Passage to read -
***

13. Severability / Waiver
13.1.    Whenever possible, each provision of this Agreement shall be interpreted in such a manner as to be effective and valid under applicable law but, if any provision of this Agreement is held to be invalid, illegal or unenforceable in any respect, such provision will be ineffective only to the extent of such invalidity, or unenforceability, without invalidating the remainder of this Agreement. No waiver will be implied from conduct or failure to enforce any rights and must be in writing to be effective.

13.2.    The Affiliate Program’s and Sportsbook.com’s failure to enforce the Affiliate's adherence to all terms outlined in this Agreement shall not constitute a waiver of the right of the Affiliate Program and Sportsbook.com to enforce said terms at any time.


14. Assignment.
14.1.    The Affiliate may not assign this Agreement, by operation of law or otherwise, without obtaining the prior written consent of the Affiliate Program.

14.2.    The Affiliate Program and Sportsbook.com may assign this Agreement, by operation of the law or otherwise, at any time without obtaining the prior consent of the Affiliate.


15. Governing Law & Jurisdictions
15.1.    This Agreement shall be governed and construed in accordance with the laws of Malta and any action or dispute relating to this Agreement must be brought in Malta and the Affiliate irrevocably consents to the jurisdiction of the Maltese law courts.

***

Records shown -
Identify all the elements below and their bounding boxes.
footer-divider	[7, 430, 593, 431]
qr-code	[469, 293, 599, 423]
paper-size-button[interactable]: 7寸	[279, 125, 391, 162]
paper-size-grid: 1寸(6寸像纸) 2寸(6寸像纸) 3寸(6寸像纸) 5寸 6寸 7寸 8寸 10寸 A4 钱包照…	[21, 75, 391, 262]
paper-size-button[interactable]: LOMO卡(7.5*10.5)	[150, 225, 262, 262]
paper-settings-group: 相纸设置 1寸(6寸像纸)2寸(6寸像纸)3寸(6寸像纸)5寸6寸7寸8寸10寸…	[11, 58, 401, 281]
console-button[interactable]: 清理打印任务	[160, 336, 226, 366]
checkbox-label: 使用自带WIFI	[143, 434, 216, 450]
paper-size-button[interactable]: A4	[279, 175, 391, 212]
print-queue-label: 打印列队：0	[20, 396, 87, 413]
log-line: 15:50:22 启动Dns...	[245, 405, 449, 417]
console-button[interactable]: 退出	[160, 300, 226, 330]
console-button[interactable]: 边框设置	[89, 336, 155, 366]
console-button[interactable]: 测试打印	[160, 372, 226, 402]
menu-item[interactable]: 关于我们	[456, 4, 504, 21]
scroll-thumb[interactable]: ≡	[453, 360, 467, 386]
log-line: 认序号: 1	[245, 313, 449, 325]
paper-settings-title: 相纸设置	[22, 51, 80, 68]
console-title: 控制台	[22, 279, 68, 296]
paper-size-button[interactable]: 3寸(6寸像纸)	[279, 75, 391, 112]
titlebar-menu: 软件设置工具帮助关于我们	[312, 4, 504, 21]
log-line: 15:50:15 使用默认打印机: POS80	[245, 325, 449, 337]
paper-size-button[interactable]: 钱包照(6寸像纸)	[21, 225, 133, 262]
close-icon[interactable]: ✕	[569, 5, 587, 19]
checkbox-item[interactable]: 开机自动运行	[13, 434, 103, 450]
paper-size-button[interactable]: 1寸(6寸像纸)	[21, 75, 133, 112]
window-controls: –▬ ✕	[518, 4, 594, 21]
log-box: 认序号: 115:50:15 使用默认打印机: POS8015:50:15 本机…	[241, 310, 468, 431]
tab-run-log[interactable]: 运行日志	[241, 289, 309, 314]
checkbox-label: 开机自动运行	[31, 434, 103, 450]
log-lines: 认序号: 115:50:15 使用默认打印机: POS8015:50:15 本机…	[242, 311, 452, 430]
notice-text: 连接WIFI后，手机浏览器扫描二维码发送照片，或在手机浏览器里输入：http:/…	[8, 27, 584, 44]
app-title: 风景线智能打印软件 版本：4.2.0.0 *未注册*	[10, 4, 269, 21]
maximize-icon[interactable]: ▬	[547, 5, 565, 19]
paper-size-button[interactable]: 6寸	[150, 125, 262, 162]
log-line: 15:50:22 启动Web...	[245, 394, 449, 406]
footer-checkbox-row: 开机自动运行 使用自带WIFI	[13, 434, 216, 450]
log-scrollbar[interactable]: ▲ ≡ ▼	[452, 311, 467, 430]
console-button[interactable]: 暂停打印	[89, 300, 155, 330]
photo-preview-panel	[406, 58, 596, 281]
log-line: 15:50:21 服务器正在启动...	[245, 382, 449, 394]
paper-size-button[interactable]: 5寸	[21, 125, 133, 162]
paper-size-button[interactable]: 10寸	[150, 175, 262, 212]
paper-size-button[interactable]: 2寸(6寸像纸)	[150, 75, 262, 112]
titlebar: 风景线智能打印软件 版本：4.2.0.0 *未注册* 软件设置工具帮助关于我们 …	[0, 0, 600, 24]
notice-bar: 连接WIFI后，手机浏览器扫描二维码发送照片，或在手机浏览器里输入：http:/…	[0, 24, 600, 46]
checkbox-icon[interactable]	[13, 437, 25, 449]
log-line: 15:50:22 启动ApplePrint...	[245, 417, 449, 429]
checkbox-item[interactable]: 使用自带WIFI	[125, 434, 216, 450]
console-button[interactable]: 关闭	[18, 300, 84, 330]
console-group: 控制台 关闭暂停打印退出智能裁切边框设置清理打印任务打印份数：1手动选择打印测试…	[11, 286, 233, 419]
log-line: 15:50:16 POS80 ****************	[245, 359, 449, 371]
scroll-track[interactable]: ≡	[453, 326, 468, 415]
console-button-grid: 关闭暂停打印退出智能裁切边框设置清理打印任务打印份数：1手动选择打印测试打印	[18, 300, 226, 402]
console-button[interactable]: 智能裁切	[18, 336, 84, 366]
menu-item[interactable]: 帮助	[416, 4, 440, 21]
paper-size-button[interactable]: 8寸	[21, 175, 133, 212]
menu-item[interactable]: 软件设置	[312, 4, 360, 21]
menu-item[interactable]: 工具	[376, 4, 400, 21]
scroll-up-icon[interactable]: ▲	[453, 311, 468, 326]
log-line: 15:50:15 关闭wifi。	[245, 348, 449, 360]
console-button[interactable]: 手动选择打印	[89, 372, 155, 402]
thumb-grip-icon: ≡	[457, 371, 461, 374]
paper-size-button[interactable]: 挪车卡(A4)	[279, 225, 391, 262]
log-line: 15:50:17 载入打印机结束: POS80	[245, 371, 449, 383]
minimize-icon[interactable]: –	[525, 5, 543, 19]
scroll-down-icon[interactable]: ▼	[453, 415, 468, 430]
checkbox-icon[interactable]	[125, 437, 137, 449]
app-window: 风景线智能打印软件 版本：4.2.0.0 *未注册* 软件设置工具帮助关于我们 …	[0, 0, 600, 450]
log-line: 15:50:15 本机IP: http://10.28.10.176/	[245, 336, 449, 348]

***

Task instructions -
A – Pull out every line of the entries that contains the string "footer", matching case exactly.
B – Continue the affiliate agreement text past its final clause.

Answer set -
A –
footer-divider	[7, 430, 593, 431]
footer-checkbox-row: 开机自动运行 使用自带WIFI	[13, 434, 216, 450]

B –
16. Trademarks
16.1.    Nothing contained in this Agreement will grant either party any right, title or interest in the trademarks, trade names, service marks or other intellectual property rights of the other party. At no time during or after the term will either party attempt or challenge or assist or allow others to challenge or to register or to attempt to register the marks of the other party or of any company within the group of companies of the other party. Provided also that neither of the parties will register nor attempt to register any trademark which is basically similar to and/or confusingly similar to any trademark which belongs to the other party or to any company contained within the other party’s group of companies.


17. Commissions
17.1.     The Revenue Share model shall constitute a share of the Net Revenue generated by the player referred by the Affiliate for the lifetime of the Player. Should the Partnership be terminated in accordance to this Agreement the Affiliate forfeits the rights to continued earnings from referred players.

17.2.    Net Revenue means the Gross Revenue for each product less Player Costs, less Chargebacks and revenue generated from fraudulent activity, less License fees and for the sake of clarity shall be understood as follows:

Player Costs includes Promotional costs such as free bets, bonus money, tournament sponsorships, VIP bonuses, VIP sponsorships plus any player Compensations.

License fee includes gaming tax, payment charges levied by electronic payment or credit card organizations and third party royalties.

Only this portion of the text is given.